(Dataset rows)
=====

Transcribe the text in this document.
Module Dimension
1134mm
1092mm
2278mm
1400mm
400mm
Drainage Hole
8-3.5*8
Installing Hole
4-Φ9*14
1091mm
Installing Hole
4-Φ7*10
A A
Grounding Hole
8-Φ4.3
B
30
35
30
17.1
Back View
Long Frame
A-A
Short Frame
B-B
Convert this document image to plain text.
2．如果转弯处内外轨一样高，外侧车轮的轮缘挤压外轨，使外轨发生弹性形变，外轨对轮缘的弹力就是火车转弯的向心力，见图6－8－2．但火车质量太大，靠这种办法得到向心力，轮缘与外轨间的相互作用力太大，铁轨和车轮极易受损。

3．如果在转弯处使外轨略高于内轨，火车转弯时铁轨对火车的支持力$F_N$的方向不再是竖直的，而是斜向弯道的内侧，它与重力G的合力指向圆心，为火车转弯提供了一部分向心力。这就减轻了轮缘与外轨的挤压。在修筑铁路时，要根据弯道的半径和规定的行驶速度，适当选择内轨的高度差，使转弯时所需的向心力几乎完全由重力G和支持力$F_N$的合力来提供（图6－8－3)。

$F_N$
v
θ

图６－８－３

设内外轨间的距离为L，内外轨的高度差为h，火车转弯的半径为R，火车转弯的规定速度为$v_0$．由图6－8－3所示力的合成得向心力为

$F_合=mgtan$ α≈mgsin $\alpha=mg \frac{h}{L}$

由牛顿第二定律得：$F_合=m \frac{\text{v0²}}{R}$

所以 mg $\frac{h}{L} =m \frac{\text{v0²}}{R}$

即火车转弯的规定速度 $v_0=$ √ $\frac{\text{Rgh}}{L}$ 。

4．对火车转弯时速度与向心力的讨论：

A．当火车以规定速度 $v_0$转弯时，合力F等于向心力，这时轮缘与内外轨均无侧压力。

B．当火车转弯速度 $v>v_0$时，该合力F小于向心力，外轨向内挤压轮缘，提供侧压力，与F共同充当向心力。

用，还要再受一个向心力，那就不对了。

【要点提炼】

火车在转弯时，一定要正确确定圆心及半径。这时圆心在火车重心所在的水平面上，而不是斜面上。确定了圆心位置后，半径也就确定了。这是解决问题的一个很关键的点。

=====

▶ _Challenge_
Everything from the line with "Convert this document image to plain text." to the end of the listing above needs to be duplicated exactly, both end lines included, with nothing more.

▶ _Result of the task_
Convert this document image to plain text.
2．如果转弯处内外轨一样高，外侧车轮的轮缘挤压外轨，使外轨发生弹性形变，外轨对轮缘的弹力就是火车转弯的向心力，见图6－8－2．但火车质量太大，靠这种办法得到向心力，轮缘与外轨间的相互作用力太大，铁轨和车轮极易受损。

3．如果在转弯处使外轨略高于内轨，火车转弯时铁轨对火车的支持力$F_N$的方向不再是竖直的，而是斜向弯道的内侧，它与重力G的合力指向圆心，为火车转弯提供了一部分向心力。这就减轻了轮缘与外轨的挤压。在修筑铁路时，要根据弯道的半径和规定的行驶速度，适当选择内轨的高度差，使转弯时所需的向心力几乎完全由重力G和支持力$F_N$的合力来提供（图6－8－3)。

$F_N$
v
θ

图６－８－３

设内外轨间的距离为L，内外轨的高度差为h，火车转弯的半径为R，火车转弯的规定速度为$v_0$．由图6－8－3所示力的合成得向心力为

$F_合=mgtan$ α≈mgsin $\alpha=mg \frac{h}{L}$

由牛顿第二定律得：$F_合=m \frac{\text{v0²}}{R}$

所以 mg $\frac{h}{L} =m \frac{\text{v0²}}{R}$

即火车转弯的规定速度 $v_0=$ √ $\frac{\text{Rgh}}{L}$ 。

4．对火车转弯时速度与向心力的讨论：

A．当火车以规定速度 $v_0$转弯时，合力F等于向心力，这时轮缘与内外轨均无侧压力。

B．当火车转弯速度 $v>v_0$时，该合力F小于向心力，外轨向内挤压轮缘，提供侧压力，与F共同充当向心力。

用，还要再受一个向心力，那就不对了。

【要点提炼】

火车在转弯时，一定要正确确定圆心及半径。这时圆心在火车重心所在的水平面上，而不是斜面上。确定了圆心位置后，半径也就确定了。这是解决问题的一个很关键的点。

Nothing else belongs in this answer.